Exercise instructions: Repeat the material exactly, every line of it.

Stored records:
###

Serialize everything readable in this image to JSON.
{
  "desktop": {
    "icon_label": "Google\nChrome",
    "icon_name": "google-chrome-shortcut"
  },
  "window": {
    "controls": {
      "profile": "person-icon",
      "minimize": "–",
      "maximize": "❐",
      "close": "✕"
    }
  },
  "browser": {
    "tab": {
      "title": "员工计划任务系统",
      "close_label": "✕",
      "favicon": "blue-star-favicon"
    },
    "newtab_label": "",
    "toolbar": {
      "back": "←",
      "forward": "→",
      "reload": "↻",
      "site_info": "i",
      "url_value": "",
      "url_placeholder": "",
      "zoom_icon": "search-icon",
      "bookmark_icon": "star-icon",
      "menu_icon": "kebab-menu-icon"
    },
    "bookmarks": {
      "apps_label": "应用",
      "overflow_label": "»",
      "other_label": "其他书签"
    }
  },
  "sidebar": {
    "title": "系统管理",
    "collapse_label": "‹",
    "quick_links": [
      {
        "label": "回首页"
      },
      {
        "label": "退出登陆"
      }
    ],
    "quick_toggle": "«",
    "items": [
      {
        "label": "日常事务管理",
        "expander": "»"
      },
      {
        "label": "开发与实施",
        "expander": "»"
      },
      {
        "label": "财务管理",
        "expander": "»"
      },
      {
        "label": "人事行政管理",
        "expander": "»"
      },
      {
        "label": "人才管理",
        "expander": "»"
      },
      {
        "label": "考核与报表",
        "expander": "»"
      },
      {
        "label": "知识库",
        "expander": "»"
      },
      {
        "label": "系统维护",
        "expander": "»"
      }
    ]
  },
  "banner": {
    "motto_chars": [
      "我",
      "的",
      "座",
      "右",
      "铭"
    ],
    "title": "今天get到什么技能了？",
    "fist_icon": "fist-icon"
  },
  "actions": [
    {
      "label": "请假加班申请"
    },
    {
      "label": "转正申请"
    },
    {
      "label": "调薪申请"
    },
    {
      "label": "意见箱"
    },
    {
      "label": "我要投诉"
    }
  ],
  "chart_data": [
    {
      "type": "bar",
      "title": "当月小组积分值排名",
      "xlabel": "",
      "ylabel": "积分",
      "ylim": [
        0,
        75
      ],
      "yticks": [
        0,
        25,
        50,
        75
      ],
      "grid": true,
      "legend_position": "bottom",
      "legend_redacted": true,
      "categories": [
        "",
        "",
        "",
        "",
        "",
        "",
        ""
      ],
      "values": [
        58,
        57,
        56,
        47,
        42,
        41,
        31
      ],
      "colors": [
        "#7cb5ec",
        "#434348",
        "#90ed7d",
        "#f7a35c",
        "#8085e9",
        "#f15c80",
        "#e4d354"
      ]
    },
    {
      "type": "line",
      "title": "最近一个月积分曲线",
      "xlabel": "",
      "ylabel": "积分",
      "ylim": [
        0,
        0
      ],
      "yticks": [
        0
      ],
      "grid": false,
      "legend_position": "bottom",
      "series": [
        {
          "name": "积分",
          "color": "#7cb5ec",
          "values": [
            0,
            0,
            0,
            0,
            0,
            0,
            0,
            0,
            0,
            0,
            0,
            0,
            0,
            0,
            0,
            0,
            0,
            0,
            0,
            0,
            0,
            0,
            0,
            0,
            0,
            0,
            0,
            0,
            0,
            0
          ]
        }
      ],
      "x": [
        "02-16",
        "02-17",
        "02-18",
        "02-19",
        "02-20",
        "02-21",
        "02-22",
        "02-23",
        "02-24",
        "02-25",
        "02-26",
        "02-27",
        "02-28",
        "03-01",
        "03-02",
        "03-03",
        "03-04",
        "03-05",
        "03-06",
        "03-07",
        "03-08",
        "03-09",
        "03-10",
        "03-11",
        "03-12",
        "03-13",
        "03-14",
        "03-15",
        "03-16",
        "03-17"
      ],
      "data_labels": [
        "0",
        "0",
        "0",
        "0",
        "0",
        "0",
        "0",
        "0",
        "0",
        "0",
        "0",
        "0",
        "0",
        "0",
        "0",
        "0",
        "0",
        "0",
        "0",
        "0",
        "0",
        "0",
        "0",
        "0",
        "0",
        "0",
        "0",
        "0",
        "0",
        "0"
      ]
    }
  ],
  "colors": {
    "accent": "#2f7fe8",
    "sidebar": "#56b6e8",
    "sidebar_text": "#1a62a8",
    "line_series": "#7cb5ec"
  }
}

###

Correct answer:
Serialize everything readable in this image to JSON.
{
  "desktop": {
    "icon_label": "Google\nChrome",
    "icon_name": "google-chrome-shortcut"
  },
  "window": {
    "controls": {
      "profile": "person-icon",
      "minimize": "–",
      "maximize": "❐",
      "close": "✕"
    }
  },
  "browser": {
    "tab": {
      "title": "员工计划任务系统",
      "close_label": "✕",
      "favicon": "blue-star-favicon"
    },
    "newtab_label": "",
    "toolbar": {
      "back": "←",
      "forward": "→",
      "reload": "↻",
      "site_info": "i",
      "url_value": "",
      "url_placeholder": "",
      "zoom_icon": "search-icon",
      "bookmark_icon": "star-icon",
      "menu_icon": "kebab-menu-icon"
    },
    "bookmarks": {
      "apps_label": "应用",
      "overflow_label": "»",
      "other_label": "其他书签"
    }
  },
  "sidebar": {
    "title": "系统管理",
    "collapse_label": "‹",
    "quick_links": [
      {
        "label": "回首页"
      },
      {
        "label": "退出登陆"
      }
    ],
    "quick_toggle": "«",
    "items": [
      {
        "label": "日常事务管理",
        "expander": "»"
      },
      {
        "label": "开发与实施",
        "expander": "»"
      },
      {
        "label": "财务管理",
        "expander": "»"
      },
      {
        "label": "人事行政管理",
        "expander": "»"
      },
      {
        "label": "人才管理",
        "expander": "»"
      },
      {
        "label": "考核与报表",
        "expander": "»"
      },
      {
        "label": "知识库",
        "expander": "»"
      },
      {
        "label": "系统维护",
        "expander": "»"
      }
    ]
  },
  "banner": {
    "motto_chars": [
      "我",
      "的",
      "座",
      "右",
      "铭"
    ],
    "title": "今天get到什么技能了？",
    "fist_icon": "fist-icon"
  },
  "actions": [
    {
      "label": "请假加班申请"
    },
    {
      "label": "转正申请"
    },
    {
      "label": "调薪申请"
    },
    {
      "label": "意见箱"
    },
    {
      "label": "我要投诉"
    }
  ],
  "chart_data": [
    {
      "type": "bar",
      "title": "当月小组积分值排名",
      "xlabel": "",
      "ylabel": "积分",
      "ylim": [
        0,
        75
      ],
      "yticks": [
        0,
        25,
        50,
        75
      ],
      "grid": true,
      "legend_position": "bottom",
      "legend_redacted": true,
      "categories": [
        "",
        "",
        "",
        "",
        "",
        "",
        ""
      ],
      "values": [
        58,
        57,
        56,
        47,
        42,
        41,
        31
      ],
      "colors": [
        "#7cb5ec",
        "#434348",
        "#90ed7d",
        "#f7a35c",
        "#8085e9",
        "#f15c80",
        "#e4d354"
      ]
    },
    {
      "type": "line",
      "title": "最近一个月积分曲线",
      "xlabel": "",
      "ylabel": "积分",
      "ylim": [
        0,
        0
      ],
      "yticks": [
        0
      ],
      "grid": false,
      "legend_position": "bottom",
      "series": [
        {
          "name": "积分",
          "color": "#7cb5ec",
          "values": [
            0,
            0,
            0,
            0,
            0,
            0,
            0,
            0,
            0,
            0,
            0,
            0,
            0,
            0,
            0,
            0,
            0,
            0,
            0,
            0,
            0,
            0,
            0,
            0,
            0,
            0,
            0,
            0,
            0,
            0
          ]
        }
      ],
      "x": [
        "02-16",
        "02-17",
        "02-18",
        "02-19",
        "02-20",
        "02-21",
        "02-22",
        "02-23",
        "02-24",
        "02-25",
        "02-26",
        "02-27",
        "02-28",
        "03-01",
        "03-02",
        "03-03",
        "03-04",
        "03-05",
        "03-06",
        "03-07",
        "03-08",
        "03-09",
        "03-10",
        "03-11",
        "03-12",
        "03-13",
        "03-14",
        "03-15",
        "03-16",
        "03-17"
      ],
      "data_labels": [
        "0",
        "0",
        "0",
        "0",
        "0",
        "0",
        "0",
        "0",
        "0",
        "0",
        "0",
        "0",
        "0",
        "0",
        "0",
        "0",
        "0",
        "0",
        "0",
        "0",
        "0",
        "0",
        "0",
        "0",
        "0",
        "0",
        "0",
        "0",
        "0",
        "0"
      ]
    }
  ],
  "colors": {
    "accent": "#2f7fe8",
    "sidebar": "#56b6e8",
    "sidebar_text": "#1a62a8",
    "line_series": "#7cb5ec"
  }
}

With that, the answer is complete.